Data in this exercise
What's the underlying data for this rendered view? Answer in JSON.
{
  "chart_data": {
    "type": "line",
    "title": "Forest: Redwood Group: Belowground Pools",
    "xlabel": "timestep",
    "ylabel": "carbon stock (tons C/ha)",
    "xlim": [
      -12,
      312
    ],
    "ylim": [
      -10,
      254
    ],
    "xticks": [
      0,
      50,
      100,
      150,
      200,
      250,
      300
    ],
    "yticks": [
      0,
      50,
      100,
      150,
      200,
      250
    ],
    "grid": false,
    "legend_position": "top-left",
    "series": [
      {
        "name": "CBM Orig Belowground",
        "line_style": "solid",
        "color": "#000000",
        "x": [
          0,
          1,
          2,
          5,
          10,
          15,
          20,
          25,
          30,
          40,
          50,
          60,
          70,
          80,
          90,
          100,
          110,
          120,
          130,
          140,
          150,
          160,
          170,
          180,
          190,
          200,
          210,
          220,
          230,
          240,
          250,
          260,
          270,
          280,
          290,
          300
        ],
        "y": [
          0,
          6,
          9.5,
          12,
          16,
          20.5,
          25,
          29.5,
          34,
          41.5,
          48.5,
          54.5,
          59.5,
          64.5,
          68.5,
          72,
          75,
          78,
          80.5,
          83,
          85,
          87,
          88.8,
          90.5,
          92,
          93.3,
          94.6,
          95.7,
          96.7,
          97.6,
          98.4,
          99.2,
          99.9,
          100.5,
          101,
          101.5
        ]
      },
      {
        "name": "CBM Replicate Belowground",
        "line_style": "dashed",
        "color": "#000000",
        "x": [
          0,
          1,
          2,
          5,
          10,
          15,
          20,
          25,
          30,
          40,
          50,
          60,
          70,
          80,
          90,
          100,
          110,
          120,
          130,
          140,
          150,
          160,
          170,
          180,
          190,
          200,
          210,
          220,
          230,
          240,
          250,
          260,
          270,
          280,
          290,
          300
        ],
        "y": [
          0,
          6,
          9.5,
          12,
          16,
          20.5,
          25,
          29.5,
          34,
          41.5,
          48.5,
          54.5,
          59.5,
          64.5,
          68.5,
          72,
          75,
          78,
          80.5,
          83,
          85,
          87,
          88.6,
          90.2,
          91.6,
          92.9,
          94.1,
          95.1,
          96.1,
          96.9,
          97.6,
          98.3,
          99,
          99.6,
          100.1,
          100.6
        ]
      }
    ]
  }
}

Task details
Copy out the whole listing, exactly as written.

Output for this exercise
What's the underlying data for this rendered view? Answer in JSON.
{
  "chart_data": {
    "type": "line",
    "title": "Forest: Redwood Group: Belowground Pools",
    "xlabel": "timestep",
    "ylabel": "carbon stock (tons C/ha)",
    "xlim": [
      -12,
      312
    ],
    "ylim": [
      -10,
      254
    ],
    "xticks": [
      0,
      50,
      100,
      150,
      200,
      250,
      300
    ],
    "yticks": [
      0,
      50,
      100,
      150,
      200,
      250
    ],
    "grid": false,
    "legend_position": "top-left",
    "series": [
      {
        "name": "CBM Orig Belowground",
        "line_style": "solid",
        "color": "#000000",
        "x": [
          0,
          1,
          2,
          5,
          10,
          15,
          20,
          25,
          30,
          40,
          50,
          60,
          70,
          80,
          90,
          100,
          110,
          120,
          130,
          140,
          150,
          160,
          170,
          180,
          190,
          200,
          210,
          220,
          230,
          240,
          250,
          260,
          270,
          280,
          290,
          300
        ],
        "y": [
          0,
          6,
          9.5,
          12,
          16,
          20.5,
          25,
          29.5,
          34,
          41.5,
          48.5,
          54.5,
          59.5,
          64.5,
          68.5,
          72,
          75,
          78,
          80.5,
          83,
          85,
          87,
          88.8,
          90.5,
          92,
          93.3,
          94.6,
          95.7,
          96.7,
          97.6,
          98.4,
          99.2,
          99.9,
          100.5,
          101,
          101.5
        ]
      },
      {
        "name": "CBM Replicate Belowground",
        "line_style": "dashed",
        "color": "#000000",
        "x": [
          0,
          1,
          2,
          5,
          10,
          15,
          20,
          25,
          30,
          40,
          50,
          60,
          70,
          80,
          90,
          100,
          110,
          120,
          130,
          140,
          150,
          160,
          170,
          180,
          190,
          200,
          210,
          220,
          230,
          240,
          250,
          260,
          270,
          280,
          290,
          300
        ],
        "y": [
          0,
          6,
          9.5,
          12,
          16,
          20.5,
          25,
          29.5,
          34,
          41.5,
          48.5,
          54.5,
          59.5,
          64.5,
          68.5,
          72,
          75,
          78,
          80.5,
          83,
          85,
          87,
          88.6,
          90.2,
          91.6,
          92.9,
          94.1,
          95.1,
          96.1,
          96.9,
          97.6,
          98.3,
          99,
          99.6,
          100.1,
          100.6
        ]
      }
    ]
  }
}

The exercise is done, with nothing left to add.